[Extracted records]
----------

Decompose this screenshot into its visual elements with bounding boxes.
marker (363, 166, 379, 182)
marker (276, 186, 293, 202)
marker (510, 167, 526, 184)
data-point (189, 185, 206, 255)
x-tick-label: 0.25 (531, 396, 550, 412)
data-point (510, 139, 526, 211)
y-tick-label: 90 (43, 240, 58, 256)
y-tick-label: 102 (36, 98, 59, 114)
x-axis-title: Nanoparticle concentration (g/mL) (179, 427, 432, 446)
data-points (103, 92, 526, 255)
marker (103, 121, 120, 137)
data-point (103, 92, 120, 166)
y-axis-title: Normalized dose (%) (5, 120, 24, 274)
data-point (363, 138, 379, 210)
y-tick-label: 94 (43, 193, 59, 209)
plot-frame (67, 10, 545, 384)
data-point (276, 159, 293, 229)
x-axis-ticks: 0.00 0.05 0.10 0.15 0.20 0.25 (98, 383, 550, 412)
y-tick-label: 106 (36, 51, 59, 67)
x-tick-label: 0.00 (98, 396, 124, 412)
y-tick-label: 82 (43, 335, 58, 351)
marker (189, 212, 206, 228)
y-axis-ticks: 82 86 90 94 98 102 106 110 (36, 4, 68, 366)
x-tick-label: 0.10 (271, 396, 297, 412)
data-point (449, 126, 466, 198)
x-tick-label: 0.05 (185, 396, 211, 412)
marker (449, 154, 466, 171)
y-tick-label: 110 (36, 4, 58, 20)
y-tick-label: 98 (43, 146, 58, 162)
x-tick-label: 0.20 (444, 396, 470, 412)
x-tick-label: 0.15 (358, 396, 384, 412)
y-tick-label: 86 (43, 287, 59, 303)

----------

Task instructions: Copy out every line of the items above, word for word.

Response below:
Decompose this screenshot into its visual elements with bounding boxes.
marker (363, 166, 379, 182)
marker (276, 186, 293, 202)
marker (510, 167, 526, 184)
data-point (189, 185, 206, 255)
x-tick-label: 0.25 (531, 396, 550, 412)
data-point (510, 139, 526, 211)
y-tick-label: 90 (43, 240, 58, 256)
y-tick-label: 102 (36, 98, 59, 114)
x-axis-title: Nanoparticle concentration (g/mL) (179, 427, 432, 446)
data-points (103, 92, 526, 255)
marker (103, 121, 120, 137)
data-point (103, 92, 120, 166)
y-axis-title: Normalized dose (%) (5, 120, 24, 274)
data-point (363, 138, 379, 210)
y-tick-label: 94 (43, 193, 59, 209)
plot-frame (67, 10, 545, 384)
data-point (276, 159, 293, 229)
x-axis-ticks: 0.00 0.05 0.10 0.15 0.20 0.25 (98, 383, 550, 412)
y-tick-label: 106 (36, 51, 59, 67)
x-tick-label: 0.00 (98, 396, 124, 412)
y-tick-label: 82 (43, 335, 58, 351)
marker (189, 212, 206, 228)
y-axis-ticks: 82 86 90 94 98 102 106 110 (36, 4, 68, 366)
x-tick-label: 0.10 (271, 396, 297, 412)
data-point (449, 126, 466, 198)
x-tick-label: 0.05 (185, 396, 211, 412)
marker (449, 154, 466, 171)
y-tick-label: 110 (36, 4, 58, 20)
y-tick-label: 98 (43, 146, 58, 162)
x-tick-label: 0.20 (444, 396, 470, 412)
x-tick-label: 0.15 (358, 396, 384, 412)
y-tick-label: 86 (43, 287, 59, 303)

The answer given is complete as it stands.